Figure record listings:

----

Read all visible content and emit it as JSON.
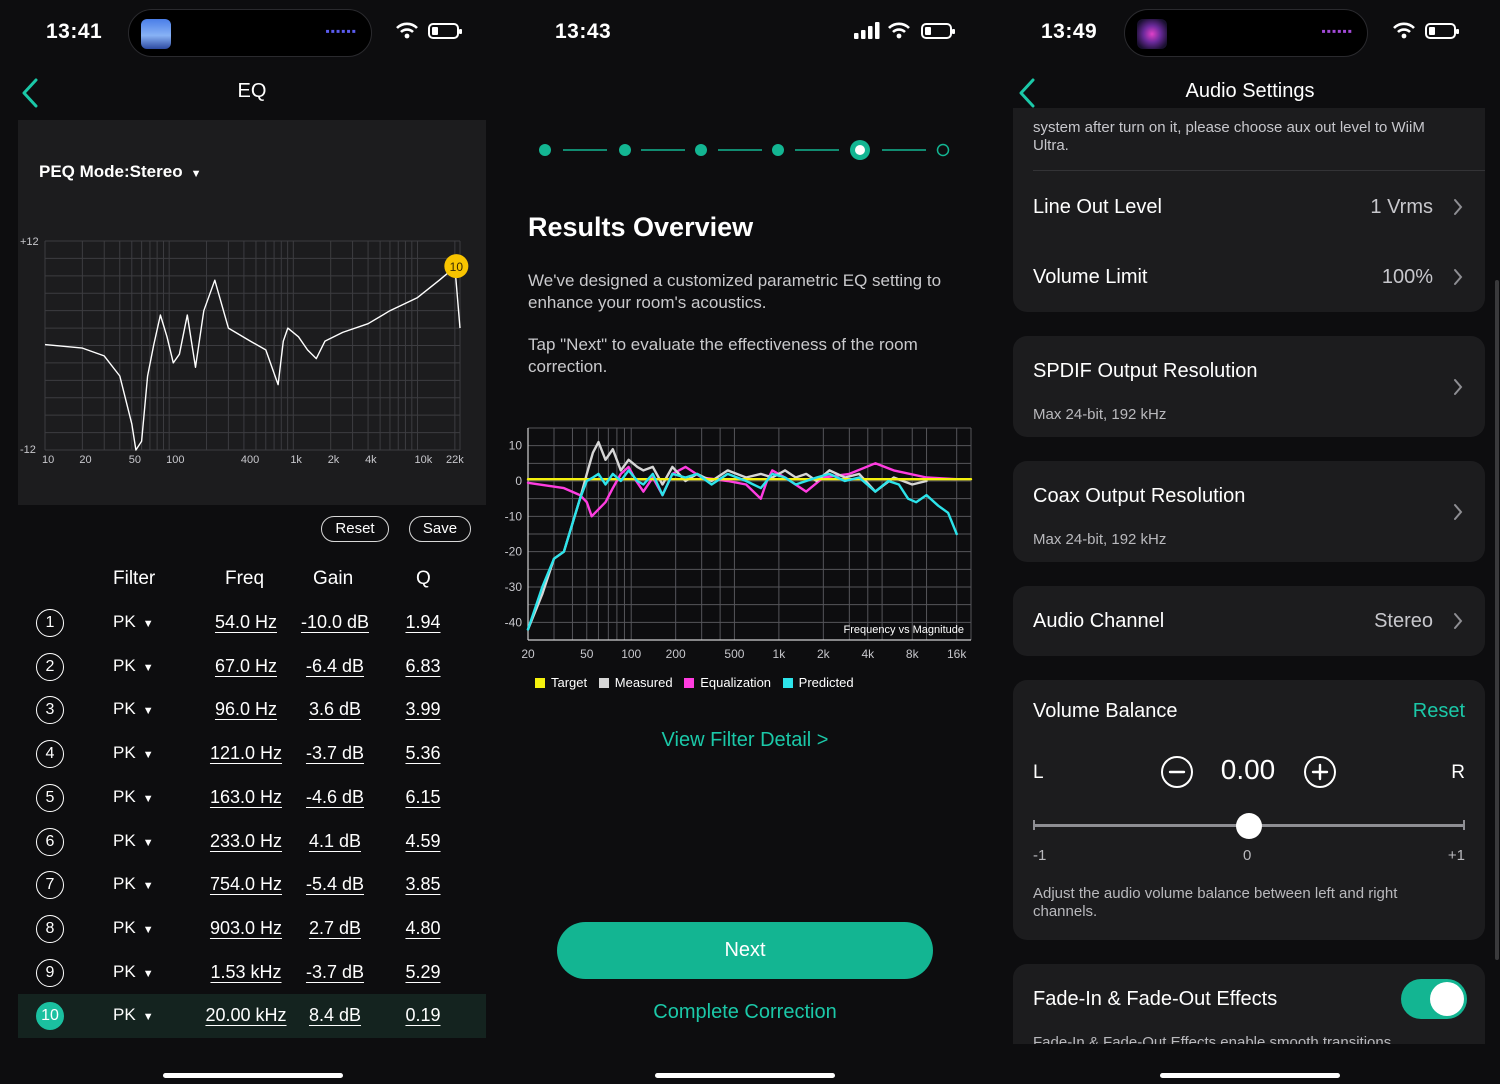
{
  "colors": {
    "accent": "#1bc8a8",
    "button": "#13b592",
    "target": "#f4f10e",
    "measured": "#d6d6d6",
    "equalization": "#ff3de0",
    "predicted": "#2de3ea"
  },
  "left": {
    "time": "13:41",
    "title": "EQ",
    "peq_mode": "PEQ Mode:Stereo",
    "graph_y_top": "+12",
    "graph_y_bottom": "-12",
    "graph_x_ticks": [
      "10",
      "20",
      "50",
      "100",
      "400",
      "1k",
      "2k",
      "4k",
      "10k",
      "22k"
    ],
    "marker": "10",
    "reset": "Reset",
    "save": "Save",
    "headers": {
      "filter": "Filter",
      "freq": "Freq",
      "gain": "Gain",
      "q": "Q"
    },
    "filters": [
      {
        "n": "1",
        "type": "PK",
        "freq": "54.0 Hz",
        "gain": "-10.0 dB",
        "q": "1.94"
      },
      {
        "n": "2",
        "type": "PK",
        "freq": "67.0 Hz",
        "gain": "-6.4 dB",
        "q": "6.83"
      },
      {
        "n": "3",
        "type": "PK",
        "freq": "96.0 Hz",
        "gain": "3.6 dB",
        "q": "3.99"
      },
      {
        "n": "4",
        "type": "PK",
        "freq": "121.0 Hz",
        "gain": "-3.7 dB",
        "q": "5.36"
      },
      {
        "n": "5",
        "type": "PK",
        "freq": "163.0 Hz",
        "gain": "-4.6 dB",
        "q": "6.15"
      },
      {
        "n": "6",
        "type": "PK",
        "freq": "233.0 Hz",
        "gain": "4.1 dB",
        "q": "4.59"
      },
      {
        "n": "7",
        "type": "PK",
        "freq": "754.0 Hz",
        "gain": "-5.4 dB",
        "q": "3.85"
      },
      {
        "n": "8",
        "type": "PK",
        "freq": "903.0 Hz",
        "gain": "2.7 dB",
        "q": "4.80"
      },
      {
        "n": "9",
        "type": "PK",
        "freq": "1.53 kHz",
        "gain": "-3.7 dB",
        "q": "5.29"
      },
      {
        "n": "10",
        "type": "PK",
        "freq": "20.00 kHz",
        "gain": "8.4 dB",
        "q": "0.19"
      }
    ]
  },
  "middle": {
    "time": "13:43",
    "title": "Results Overview",
    "para1": "We've designed a customized parametric EQ setting to enhance your room's acoustics.",
    "para2": "Tap \"Next\" to evaluate the effectiveness of the room correction.",
    "chart_caption": "Frequency vs Magnitude",
    "y_ticks": [
      "10",
      "0",
      "-10",
      "-20",
      "-30",
      "-40"
    ],
    "x_ticks": [
      "20",
      "50",
      "100",
      "200",
      "500",
      "1k",
      "2k",
      "4k",
      "8k",
      "16k"
    ],
    "legend": [
      "Target",
      "Measured",
      "Equalization",
      "Predicted"
    ],
    "view_detail": "View Filter Detail >",
    "next": "Next",
    "complete": "Complete Correction"
  },
  "right": {
    "time": "13:49",
    "title": "Audio Settings",
    "top_text": "system after turn on it, please choose aux out level to WiiM Ultra.",
    "line_out": {
      "label": "Line Out Level",
      "value": "1 Vrms"
    },
    "volume_limit": {
      "label": "Volume Limit",
      "value": "100%"
    },
    "spdif": {
      "label": "SPDIF Output Resolution",
      "sub": "Max 24-bit, 192 kHz"
    },
    "coax": {
      "label": "Coax Output Resolution",
      "sub": "Max 24-bit, 192 kHz"
    },
    "channel": {
      "label": "Audio Channel",
      "value": "Stereo"
    },
    "balance": {
      "label": "Volume Balance",
      "reset": "Reset",
      "left": "L",
      "right": "R",
      "value": "0.00",
      "min": "-1",
      "mid": "0",
      "max": "+1",
      "position": 0.5,
      "desc": "Adjust the audio volume balance between left and right channels."
    },
    "fade": {
      "label": "Fade-In & Fade-Out Effects",
      "enabled": true,
      "desc": "Fade-In & Fade-Out Effects enable smooth transitions"
    }
  },
  "chart_data": [
    {
      "type": "line",
      "title": "",
      "xscale": "log",
      "xlim": [
        10,
        22000
      ],
      "ylim": [
        -12,
        12
      ],
      "x_ticks": [
        "10",
        "20",
        "50",
        "100",
        "400",
        "1k",
        "2k",
        "4k",
        "10k",
        "22k"
      ],
      "series": [
        {
          "name": "",
          "x": [
            10,
            20,
            30,
            40,
            50,
            54,
            60,
            67,
            75,
            85,
            96,
            108,
            121,
            140,
            163,
            190,
            233,
            300,
            450,
            600,
            754,
            830,
            903,
            1100,
            1300,
            1530,
            1800,
            2500,
            4000,
            6000,
            10000,
            15000,
            20000,
            22000
          ],
          "y": [
            0.1,
            -0.3,
            -1.2,
            -3.5,
            -9.0,
            -12,
            -11,
            -3.5,
            0,
            3.5,
            1.0,
            -2.0,
            -1.0,
            3.5,
            -2.5,
            4.0,
            7.5,
            2.0,
            0.5,
            -0.5,
            -4.5,
            0.5,
            2.0,
            1.0,
            -0.5,
            -1.5,
            0.5,
            1.5,
            2.5,
            4.0,
            5.5,
            7.5,
            9.0,
            2.0
          ]
        }
      ]
    },
    {
      "type": "line",
      "title": "Frequency vs Magnitude",
      "xscale": "log",
      "xlim": [
        20,
        20000
      ],
      "ylim": [
        -45,
        15
      ],
      "x_ticks": [
        "20",
        "50",
        "100",
        "200",
        "500",
        "1k",
        "2k",
        "4k",
        "8k",
        "16k"
      ],
      "y_ticks": [
        "10",
        "0",
        "-10",
        "-20",
        "-30",
        "-40"
      ],
      "series": [
        {
          "name": "Target",
          "x": [
            20,
            20000
          ],
          "y": [
            0.5,
            0.5
          ]
        },
        {
          "name": "Measured",
          "x": [
            20,
            25,
            30,
            35,
            40,
            45,
            50,
            55,
            60,
            67,
            75,
            85,
            96,
            110,
            121,
            140,
            163,
            190,
            233,
            280,
            350,
            450,
            600,
            754,
            903,
            1100,
            1300,
            1530,
            1800,
            2200,
            2800,
            3500,
            4500,
            6000,
            8000,
            10000
          ],
          "y": [
            -42,
            -32,
            -22,
            -20,
            -12,
            -5,
            2,
            8,
            11,
            6,
            9,
            3,
            6,
            4,
            3,
            4,
            -1,
            4,
            0,
            2,
            0,
            3,
            1,
            2,
            1,
            3,
            1,
            2,
            0,
            3,
            1,
            2,
            -3,
            1,
            -1,
            0
          ]
        },
        {
          "name": "Equalization",
          "x": [
            20,
            35,
            45,
            50,
            54,
            60,
            67,
            75,
            85,
            96,
            108,
            121,
            140,
            163,
            190,
            233,
            300,
            450,
            600,
            754,
            830,
            903,
            1100,
            1530,
            2000,
            3000,
            4500,
            6000,
            10000,
            16000
          ],
          "y": [
            -0.5,
            -2,
            -4,
            -6,
            -10,
            -8,
            -6,
            -2,
            2,
            4,
            0,
            -3,
            1,
            -4,
            2,
            4,
            1,
            0,
            -1,
            -5,
            0,
            3,
            1,
            -3,
            1,
            2,
            5,
            3,
            1,
            0.5
          ]
        },
        {
          "name": "Predicted",
          "x": [
            20,
            25,
            30,
            35,
            40,
            45,
            50,
            55,
            60,
            67,
            75,
            85,
            96,
            110,
            121,
            140,
            163,
            190,
            233,
            280,
            350,
            450,
            600,
            754,
            903,
            1100,
            1300,
            1530,
            1800,
            2200,
            2800,
            3500,
            4500,
            5500,
            6500,
            7500,
            8500,
            10000,
            12000,
            14000,
            16000
          ],
          "y": [
            -42,
            -30,
            -22,
            -20,
            -12,
            -5,
            0,
            1,
            2,
            -1,
            2,
            0,
            3,
            0,
            -1,
            2,
            -4,
            2,
            1,
            2,
            -1,
            2,
            0,
            -2,
            2,
            1,
            -1,
            0,
            1,
            2,
            0,
            1,
            -3,
            0,
            -1,
            -5,
            -6,
            -4,
            -7,
            -9,
            -15
          ]
        }
      ]
    }
  ]
}
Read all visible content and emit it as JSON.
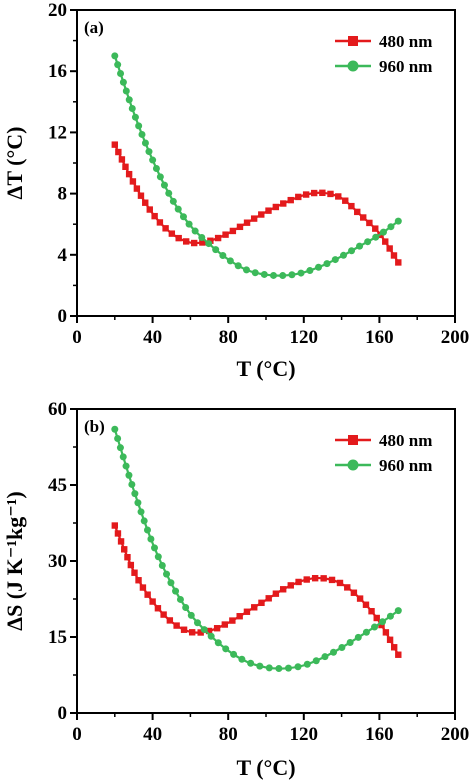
{
  "chart_data": [
    {
      "type": "line",
      "panel_label": "(a)",
      "xlabel": "T (°C)",
      "ylabel": "ΔT (°C)",
      "xlim": [
        0,
        200
      ],
      "ylim": [
        0,
        20
      ],
      "xticks": [
        0,
        40,
        80,
        120,
        160,
        200
      ],
      "yticks": [
        0,
        4,
        8,
        12,
        16,
        20
      ],
      "legend_position": "top-right",
      "series": [
        {
          "name": "480 nm",
          "color": "#e31a1c",
          "marker": "square",
          "x": [
            20,
            30,
            40,
            50,
            60,
            70,
            80,
            90,
            100,
            110,
            120,
            130,
            140,
            150,
            160,
            170
          ],
          "y": [
            11.2,
            8.7,
            6.7,
            5.4,
            4.8,
            4.9,
            5.4,
            6.1,
            6.8,
            7.4,
            7.9,
            8.05,
            7.7,
            6.6,
            5.4,
            3.5
          ]
        },
        {
          "name": "960 nm",
          "color": "#3cb95a",
          "marker": "circle",
          "x": [
            20,
            30,
            40,
            50,
            60,
            70,
            80,
            90,
            100,
            110,
            120,
            130,
            140,
            150,
            160,
            170
          ],
          "y": [
            17.0,
            13.3,
            10.2,
            7.7,
            5.9,
            4.7,
            3.7,
            3.0,
            2.7,
            2.65,
            2.85,
            3.3,
            3.9,
            4.6,
            5.3,
            6.2
          ]
        }
      ]
    },
    {
      "type": "line",
      "panel_label": "(b)",
      "xlabel": "T (°C)",
      "ylabel": "ΔS (J K⁻¹kg⁻¹)",
      "xlim": [
        0,
        200
      ],
      "ylim": [
        0,
        60
      ],
      "xticks": [
        0,
        40,
        80,
        120,
        160,
        200
      ],
      "yticks": [
        0,
        15,
        30,
        45,
        60
      ],
      "legend_position": "top-right",
      "series": [
        {
          "name": "480 nm",
          "color": "#e31a1c",
          "marker": "square",
          "x": [
            20,
            30,
            40,
            50,
            60,
            70,
            80,
            90,
            100,
            110,
            120,
            130,
            140,
            150,
            160,
            170
          ],
          "y": [
            37.0,
            28.0,
            22.0,
            18.0,
            16.0,
            16.2,
            17.8,
            20.0,
            22.3,
            24.6,
            26.2,
            26.6,
            25.5,
            22.5,
            18.0,
            11.5
          ]
        },
        {
          "name": "960 nm",
          "color": "#3cb95a",
          "marker": "circle",
          "x": [
            20,
            30,
            40,
            50,
            60,
            70,
            80,
            90,
            100,
            110,
            120,
            130,
            140,
            150,
            160,
            170
          ],
          "y": [
            56.0,
            44.0,
            33.5,
            25.5,
            19.5,
            15.5,
            12.3,
            10.1,
            9.0,
            8.8,
            9.4,
            10.9,
            12.9,
            15.2,
            17.6,
            20.2
          ]
        }
      ]
    }
  ]
}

----

§ BRIEF
Where a line holds "desc", copy that line.

§ FINISHED TASK
      "desc": "Adjust the audio volume balance between left and right channels."
      "desc": "Fade-In & Fade-Out Effects enable smooth transitions"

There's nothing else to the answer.